What needs to be done
Copy each line below without leaving any out.

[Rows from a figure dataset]

::::

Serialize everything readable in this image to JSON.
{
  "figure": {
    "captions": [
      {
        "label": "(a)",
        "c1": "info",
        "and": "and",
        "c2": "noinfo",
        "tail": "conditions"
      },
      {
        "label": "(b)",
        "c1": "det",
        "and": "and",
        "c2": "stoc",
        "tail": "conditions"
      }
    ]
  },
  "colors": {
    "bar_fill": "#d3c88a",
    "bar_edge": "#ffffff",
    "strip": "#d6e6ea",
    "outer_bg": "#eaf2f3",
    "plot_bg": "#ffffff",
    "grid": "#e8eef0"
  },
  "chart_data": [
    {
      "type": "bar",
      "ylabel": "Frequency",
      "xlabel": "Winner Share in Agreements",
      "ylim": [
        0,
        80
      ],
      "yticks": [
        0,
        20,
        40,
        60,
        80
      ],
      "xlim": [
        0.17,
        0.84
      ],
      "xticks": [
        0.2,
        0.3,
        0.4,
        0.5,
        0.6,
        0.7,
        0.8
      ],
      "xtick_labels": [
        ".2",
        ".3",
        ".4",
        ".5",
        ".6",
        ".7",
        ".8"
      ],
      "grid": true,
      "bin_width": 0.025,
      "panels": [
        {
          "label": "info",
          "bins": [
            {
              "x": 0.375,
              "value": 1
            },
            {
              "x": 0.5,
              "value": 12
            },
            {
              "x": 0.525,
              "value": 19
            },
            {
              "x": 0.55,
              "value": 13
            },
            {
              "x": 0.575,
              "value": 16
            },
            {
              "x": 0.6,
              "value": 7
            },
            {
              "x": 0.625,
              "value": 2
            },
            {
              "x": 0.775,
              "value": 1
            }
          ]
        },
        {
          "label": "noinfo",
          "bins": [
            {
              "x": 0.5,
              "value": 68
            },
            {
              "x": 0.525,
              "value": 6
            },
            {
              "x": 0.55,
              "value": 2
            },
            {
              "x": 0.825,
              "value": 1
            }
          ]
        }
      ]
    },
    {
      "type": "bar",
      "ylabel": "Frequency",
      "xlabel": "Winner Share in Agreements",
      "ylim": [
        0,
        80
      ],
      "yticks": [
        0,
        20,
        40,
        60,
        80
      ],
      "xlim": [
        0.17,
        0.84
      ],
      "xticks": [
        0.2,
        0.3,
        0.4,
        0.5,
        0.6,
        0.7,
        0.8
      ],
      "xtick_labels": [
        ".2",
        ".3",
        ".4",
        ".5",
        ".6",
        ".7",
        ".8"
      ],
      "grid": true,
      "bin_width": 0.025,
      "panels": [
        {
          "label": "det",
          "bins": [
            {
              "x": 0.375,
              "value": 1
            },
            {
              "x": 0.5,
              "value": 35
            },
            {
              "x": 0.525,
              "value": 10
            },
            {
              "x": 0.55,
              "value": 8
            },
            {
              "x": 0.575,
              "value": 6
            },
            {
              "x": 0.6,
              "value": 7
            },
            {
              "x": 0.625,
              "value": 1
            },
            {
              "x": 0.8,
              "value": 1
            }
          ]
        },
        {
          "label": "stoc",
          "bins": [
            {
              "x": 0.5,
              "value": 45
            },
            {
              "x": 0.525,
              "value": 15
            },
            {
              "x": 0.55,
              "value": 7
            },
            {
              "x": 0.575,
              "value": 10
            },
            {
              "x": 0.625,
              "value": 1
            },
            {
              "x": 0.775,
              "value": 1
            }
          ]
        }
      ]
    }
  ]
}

::::

Final result
Serialize everything readable in this image to JSON.
{
  "figure": {
    "captions": [
      {
        "label": "(a)",
        "c1": "info",
        "and": "and",
        "c2": "noinfo",
        "tail": "conditions"
      },
      {
        "label": "(b)",
        "c1": "det",
        "and": "and",
        "c2": "stoc",
        "tail": "conditions"
      }
    ]
  },
  "colors": {
    "bar_fill": "#d3c88a",
    "bar_edge": "#ffffff",
    "strip": "#d6e6ea",
    "outer_bg": "#eaf2f3",
    "plot_bg": "#ffffff",
    "grid": "#e8eef0"
  },
  "chart_data": [
    {
      "type": "bar",
      "ylabel": "Frequency",
      "xlabel": "Winner Share in Agreements",
      "ylim": [
        0,
        80
      ],
      "yticks": [
        0,
        20,
        40,
        60,
        80
      ],
      "xlim": [
        0.17,
        0.84
      ],
      "xticks": [
        0.2,
        0.3,
        0.4,
        0.5,
        0.6,
        0.7,
        0.8
      ],
      "xtick_labels": [
        ".2",
        ".3",
        ".4",
        ".5",
        ".6",
        ".7",
        ".8"
      ],
      "grid": true,
      "bin_width": 0.025,
      "panels": [
        {
          "label": "info",
          "bins": [
            {
              "x": 0.375,
              "value": 1
            },
            {
              "x": 0.5,
              "value": 12
            },
            {
              "x": 0.525,
              "value": 19
            },
            {
              "x": 0.55,
              "value": 13
            },
            {
              "x": 0.575,
              "value": 16
            },
            {
              "x": 0.6,
              "value": 7
            },
            {
              "x": 0.625,
              "value": 2
            },
            {
              "x": 0.775,
              "value": 1
            }
          ]
        },
        {
          "label": "noinfo",
          "bins": [
            {
              "x": 0.5,
              "value": 68
            },
            {
              "x": 0.525,
              "value": 6
            },
            {
              "x": 0.55,
              "value": 2
            },
            {
              "x": 0.825,
              "value": 1
            }
          ]
        }
      ]
    },
    {
      "type": "bar",
      "ylabel": "Frequency",
      "xlabel": "Winner Share in Agreements",
      "ylim": [
        0,
        80
      ],
      "yticks": [
        0,
        20,
        40,
        60,
        80
      ],
      "xlim": [
        0.17,
        0.84
      ],
      "xticks": [
        0.2,
        0.3,
        0.4,
        0.5,
        0.6,
        0.7,
        0.8
      ],
      "xtick_labels": [
        ".2",
        ".3",
        ".4",
        ".5",
        ".6",
        ".7",
        ".8"
      ],
      "grid": true,
      "bin_width": 0.025,
      "panels": [
        {
          "label": "det",
          "bins": [
            {
              "x": 0.375,
              "value": 1
            },
            {
              "x": 0.5,
              "value": 35
            },
            {
              "x": 0.525,
              "value": 10
            },
            {
              "x": 0.55,
              "value": 8
            },
            {
              "x": 0.575,
              "value": 6
            },
            {
              "x": 0.6,
              "value": 7
            },
            {
              "x": 0.625,
              "value": 1
            },
            {
              "x": 0.8,
              "value": 1
            }
          ]
        },
        {
          "label": "stoc",
          "bins": [
            {
              "x": 0.5,
              "value": 45
            },
            {
              "x": 0.525,
              "value": 15
            },
            {
              "x": 0.55,
              "value": 7
            },
            {
              "x": 0.575,
              "value": 10
            },
            {
              "x": 0.625,
              "value": 1
            },
            {
              "x": 0.775,
              "value": 1
            }
          ]
        }
      ]
    }
  ]
}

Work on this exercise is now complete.